— START OF RECORD EXCERPTS —
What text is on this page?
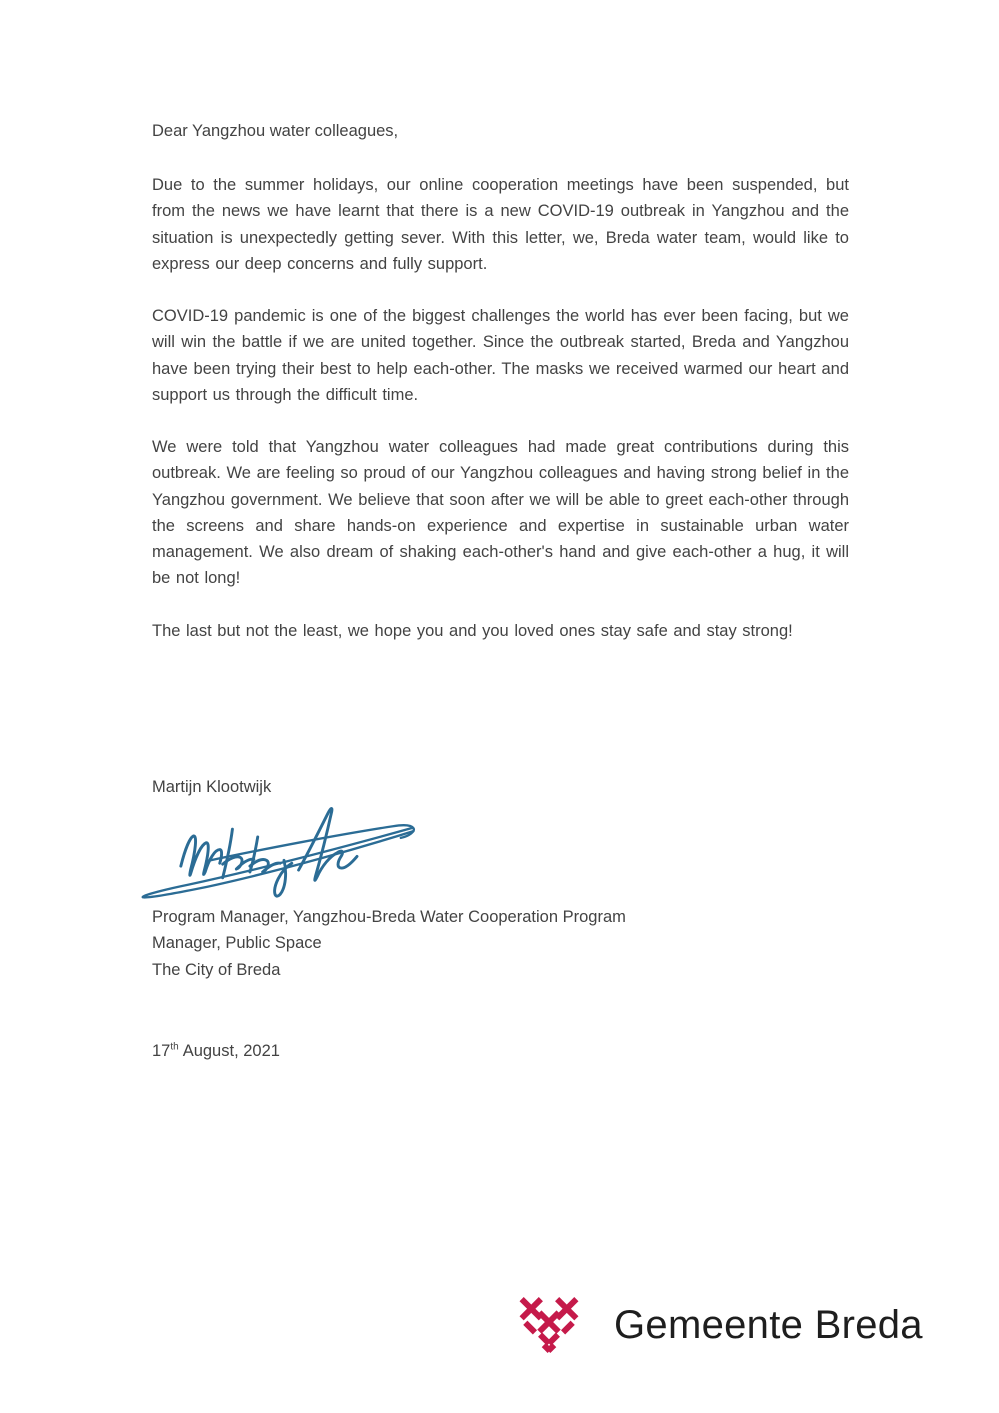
Dear Yangzhou water colleagues,

Due to the summer holidays, our online cooperation meetings have been suspended, but from the news we have learnt that there is a new COVID-19 outbreak in Yangzhou and the situation is unexpectedly getting sever. With this letter, we, Breda water team, would like to express our deep concerns and fully support.

COVID-19 pandemic is one of the biggest challenges the world has ever been facing, but we will win the battle if we are united together. Since the outbreak started, Breda and Yangzhou have been trying their best to help each-other. The masks we received warmed our heart and support us through the difficult time.

We were told that Yangzhou water colleagues had made great contributions during this outbreak. We are feeling so proud of our Yangzhou colleagues and having strong belief in the Yangzhou government. We believe that soon after we will be able to greet each-other through the screens and share hands-on experience and expertise in sustainable urban water management. We also dream of shaking each-other's hand and give each-other a hug, it will be not long!

The last but not the least, we hope you and you loved ones stay safe and stay strong!

Martijn Klootwijk

Program Manager, Yangzhou-Breda Water Cooperation Program

Manager, Public Space

The City of Breda

17th August, 2021

Gemeente Breda
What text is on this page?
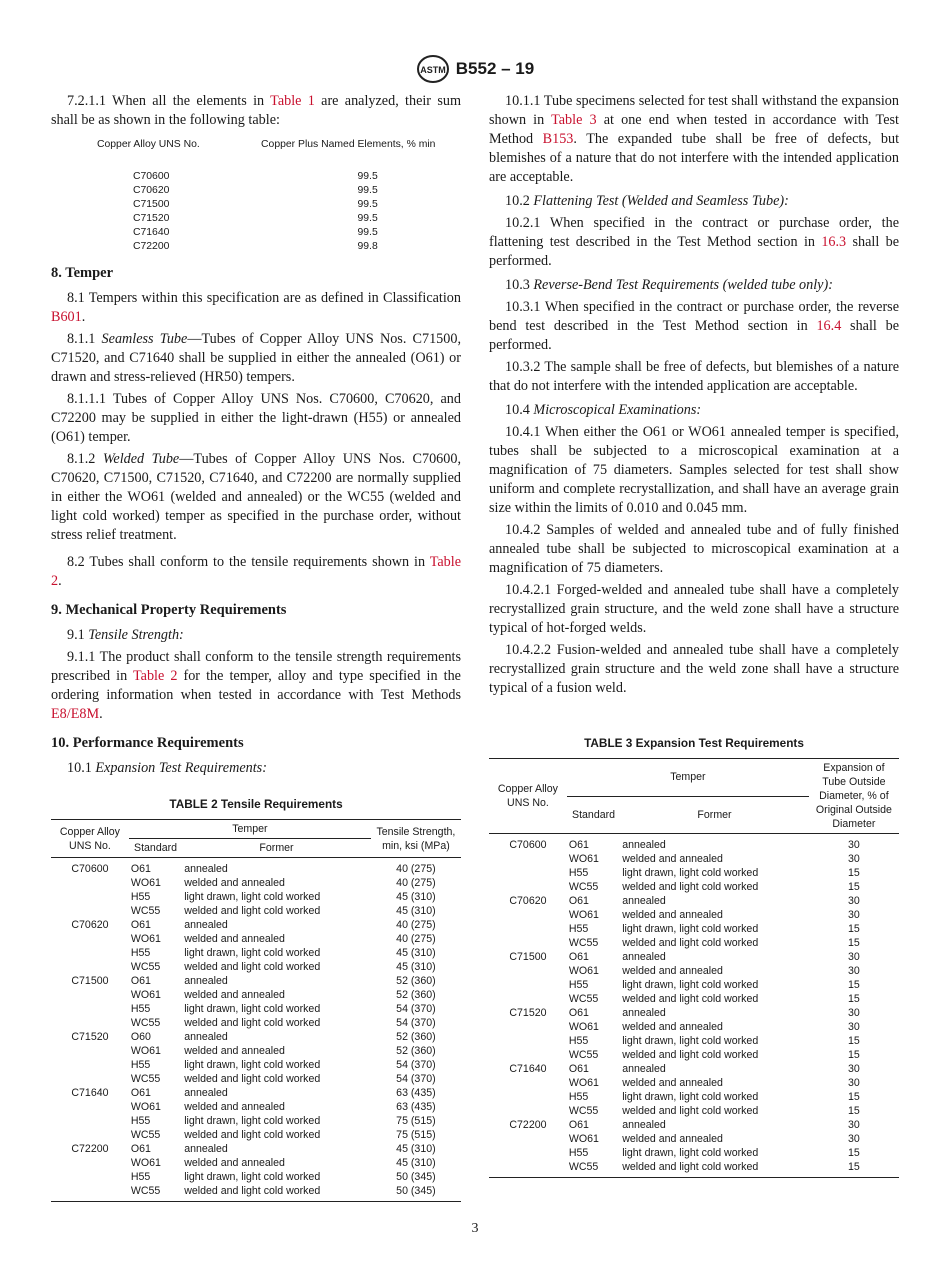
ASTM B552 – 19

7.2.1.1 When all the elements in Table 1 are analyzed, their sum shall be as shown in the following table:

Copper Alloy UNS No.	Copper Plus Named Elements, % min
C70600	99.5
C70620	99.5
C71500	99.5
C71520	99.5
C71640	99.5
C72200	99.8
8. Temper

8.1 Tempers within this specification are as defined in Classification B601.

8.1.1 Seamless Tube—Tubes of Copper Alloy UNS Nos. C71500, C71520, and C71640 shall be supplied in either the annealed (O61) or drawn and stress-relieved (HR50) tempers.

8.1.1.1 Tubes of Copper Alloy UNS Nos. C70600, C70620, and C72200 may be supplied in either the light-drawn (H55) or annealed (O61) temper.

8.1.2 Welded Tube—Tubes of Copper Alloy UNS Nos. C70600, C70620, C71500, C71520, C71640, and C72200 are normally supplied in either the WO61 (welded and annealed) or the WC55 (welded and light cold worked) temper as specified in the purchase order, without stress relief treatment.

8.2 Tubes shall conform to the tensile requirements shown in Table 2.

9. Mechanical Property Requirements

9.1 Tensile Strength:

9.1.1 The product shall conform to the tensile strength requirements prescribed in Table 2 for the temper, alloy and type specified in the ordering information when tested in accordance with Test Methods E8/E8M.

10. Performance Requirements

10.1 Expansion Test Requirements:

TABLE 2 Tensile Requirements
Copper Alloy UNS No.	Temper		Tensile Strength, min, ksi (MPa)
	Standard	Former	
C70600	O61	annealed	40 (275)
	WO61	welded and annealed	40 (275)
	H55	light drawn, light cold worked	45 (310)
	WC55	welded and light cold worked	45 (310)
C70620	O61	annealed	40 (275)
	WO61	welded and annealed	40 (275)
	H55	light drawn, light cold worked	45 (310)
	WC55	welded and light cold worked	45 (310)
C71500	O61	annealed	52 (360)
	WO61	welded and annealed	52 (360)
	H55	light drawn, light cold worked	54 (370)
	WC55	welded and light cold worked	54 (370)
C71520	O60	annealed	52 (360)
	WO61	welded and annealed	52 (360)
	H55	light drawn, light cold worked	54 (370)
	WC55	welded and light cold worked	54 (370)
C71640	O61	annealed	63 (435)
	WO61	welded and annealed	63 (435)
	H55	light drawn, light cold worked	75 (515)
	WC55	welded and light cold worked	75 (515)
C72200	O61	annealed	45 (310)
	WO61	welded and annealed	45 (310)
	H55	light drawn, light cold worked	50 (345)
	WC55	welded and light cold worked	50 (345)

10.1.1 Tube specimens selected for test shall withstand the expansion shown in Table 3 at one end when tested in accordance with Test Method B153. The expanded tube shall be free of defects, but blemishes of a nature that do not interfere with the intended application are acceptable.

10.2 Flattening Test (Welded and Seamless Tube):

10.2.1 When specified in the contract or purchase order, the flattening test described in the Test Method section in 16.3 shall be performed.

10.3 Reverse-Bend Test Requirements (welded tube only):

10.3.1 When specified in the contract or purchase order, the reverse bend test described in the Test Method section in 16.4 shall be performed.

10.3.2 The sample shall be free of defects, but blemishes of a nature that do not interfere with the intended application are acceptable.

10.4 Microscopical Examinations:

10.4.1 When either the O61 or WO61 annealed temper is specified, tubes shall be subjected to a microscopical examination at a magnification of 75 diameters. Samples selected for test shall show uniform and complete recrystallization, and shall have an average grain size within the limits of 0.010 and 0.045 mm.

10.4.2 Samples of welded and annealed tube and of fully finished annealed tube shall be subjected to microscopical examination at a magnification of 75 diameters.

10.4.2.1 Forged-welded and annealed tube shall have a completely recrystallized grain structure, and the weld zone shall have a structure typical of hot-forged welds.

10.4.2.2 Fusion-welded and annealed tube shall have a completely recrystallized grain structure and the weld zone shall have a structure typical of a fusion weld.

TABLE 3 Expansion Test Requirements
Copper Alloy UNS No.	Temper		Expansion of Tube Outside Diameter, % of Original Outside Diameter
	Standard	Former	
C70600	O61	annealed	30
	WO61	welded and annealed	30
	H55	light drawn, light cold worked	15
	WC55	welded and light cold worked	15
C70620	O61	annealed	30
	WO61	welded and annealed	30
	H55	light drawn, light cold worked	15
	WC55	welded and light cold worked	15
C71500	O61	annealed	30
	WO61	welded and annealed	30
	H55	light drawn, light cold worked	15
	WC55	welded and light cold worked	15
C71520	O61	annealed	30
	WO61	welded and annealed	30
	H55	light drawn, light cold worked	15
	WC55	welded and light cold worked	15
C71640	O61	annealed	30
	WO61	welded and annealed	30
	H55	light drawn, light cold worked	15
	WC55	welded and light cold worked	15
C72200	O61	annealed	30
	WO61	welded and annealed	30
	H55	light drawn, light cold worked	15
	WC55	welded and light cold worked	15
3
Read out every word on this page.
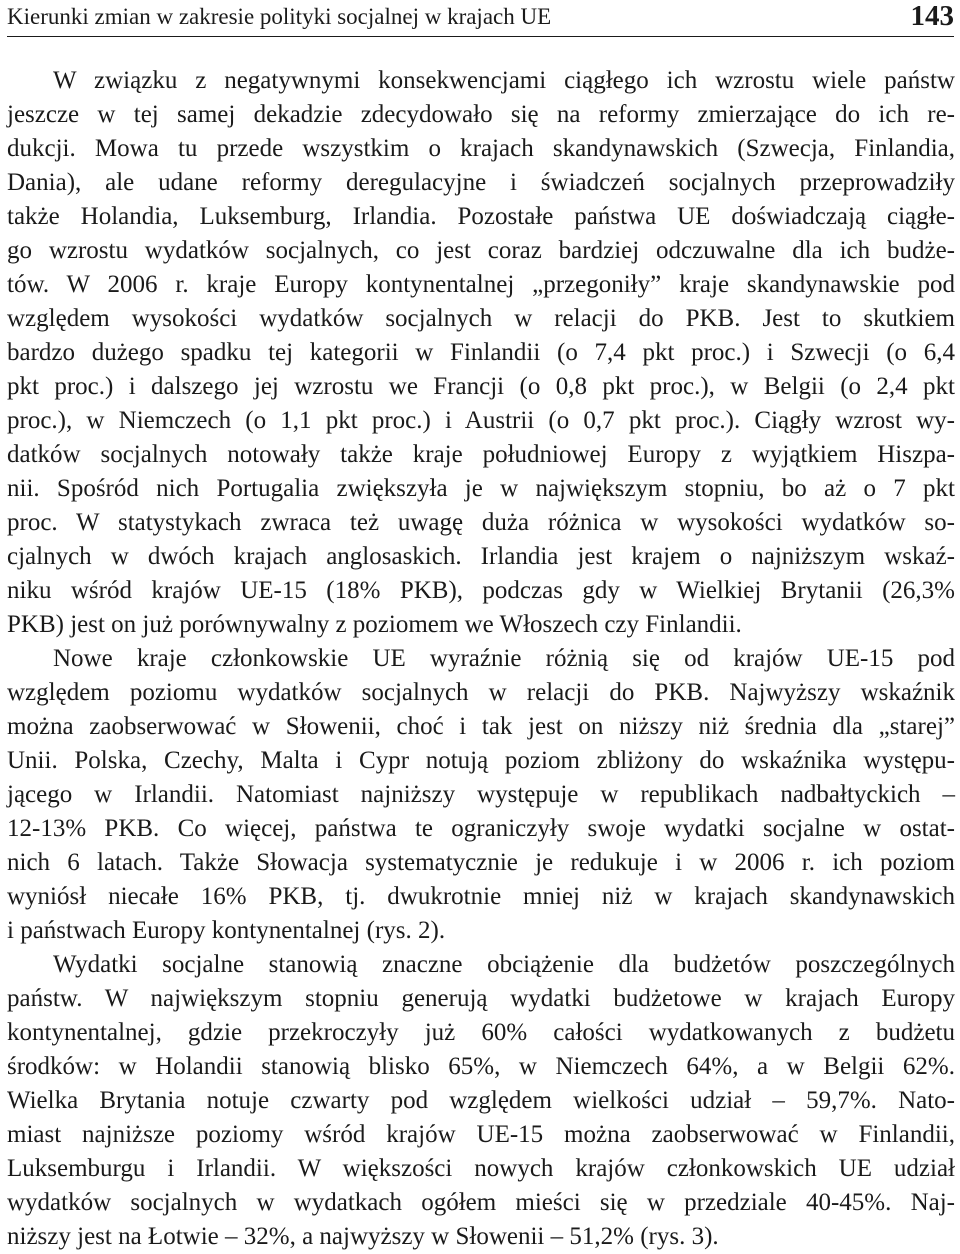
Kierunki zmian w zakresie polityki socjalnej w krajach UE	143
W związku z negatywnymi konsekwencjami ciągłego ich wzrostu wiele państw
jeszcze w tej samej dekadzie zdecydowało się na reformy zmierzające do ich re-
dukcji. Mowa tu przede wszystkim o krajach skandynawskich (Szwecja, Finlandia,
Dania), ale udane reformy deregulacyjne i świadczeń socjalnych przeprowadziły
także Holandia, Luksemburg, Irlandia. Pozostałe państwa UE doświadczają ciągłe-
go wzrostu wydatków socjalnych, co jest coraz bardziej odczuwalne dla ich budże-
tów. W 2006 r. kraje Europy kontynentalnej „przegoniły” kraje skandynawskie pod
względem wysokości wydatków socjalnych w relacji do PKB. Jest to skutkiem
bardzo dużego spadku tej kategorii w Finlandii (o 7,4 pkt proc.) i Szwecji (o 6,4
pkt proc.) i dalszego jej wzrostu we Francji (o 0,8 pkt proc.), w Belgii (o 2,4 pkt
proc.), w Niemczech (o 1,1 pkt proc.) i Austrii (o 0,7 pkt proc.). Ciągły wzrost wy-
datków socjalnych notowały także kraje południowej Europy z wyjątkiem Hiszpa-
nii. Spośród nich Portugalia zwiększyła je w największym stopniu, bo aż o 7 pkt
proc. W statystykach zwraca też uwagę duża różnica w wysokości wydatków so-
cjalnych w dwóch krajach anglosaskich. Irlandia jest krajem o najniższym wskaź-
niku wśród krajów UE-15 (18% PKB), podczas gdy w Wielkiej Brytanii (26,3%
PKB) jest on już porównywalny z poziomem we Włoszech czy Finlandii.
Nowe kraje członkowskie UE wyraźnie różnią się od krajów UE-15 pod
względem poziomu wydatków socjalnych w relacji do PKB. Najwyższy wskaźnik
można zaobserwować w Słowenii, choć i tak jest on niższy niż średnia dla „starej”
Unii. Polska, Czechy, Malta i Cypr notują poziom zbliżony do wskaźnika występu-
jącego w Irlandii. Natomiast najniższy występuje w republikach nadbałtyckich –
12-13% PKB. Co więcej, państwa te ograniczyły swoje wydatki socjalne w ostat-
nich 6 latach. Także Słowacja systematycznie je redukuje i w 2006 r. ich poziom
wyniósł niecałe 16% PKB, tj. dwukrotnie mniej niż w krajach skandynawskich
i państwach Europy kontynentalnej (rys. 2).
Wydatki socjalne stanowią znaczne obciążenie dla budżetów poszczególnych
państw. W największym stopniu generują wydatki budżetowe w krajach Europy
kontynentalnej, gdzie przekroczyły już 60% całości wydatkowanych z budżetu
środków: w Holandii stanowią blisko 65%, w Niemczech 64%, a w Belgii 62%.
Wielka Brytania notuje czwarty pod względem wielkości udział – 59,7%. Nato-
miast najniższe poziomy wśród krajów UE-15 można zaobserwować w Finlandii,
Luksemburgu i Irlandii. W większości nowych krajów członkowskich UE udział
wydatków socjalnych w wydatkach ogółem mieści się w przedziale 40-45%. Naj-
niższy jest na Łotwie – 32%, a najwyższy w Słowenii – 51,2% (rys. 3).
— END OF RECORD EXCERPTS —
◆ **THE REQUEST**: Track down every line holding the string "Słowenii" and copy it.

◆ **WRITTEN RESPONSE**:
można zaobserwować w Słowenii, choć i tak jest on niższy niż średnia dla „starej”
niższy jest na Łotwie – 32%, a najwyższy w Słowenii – 51,2% (rys. 3).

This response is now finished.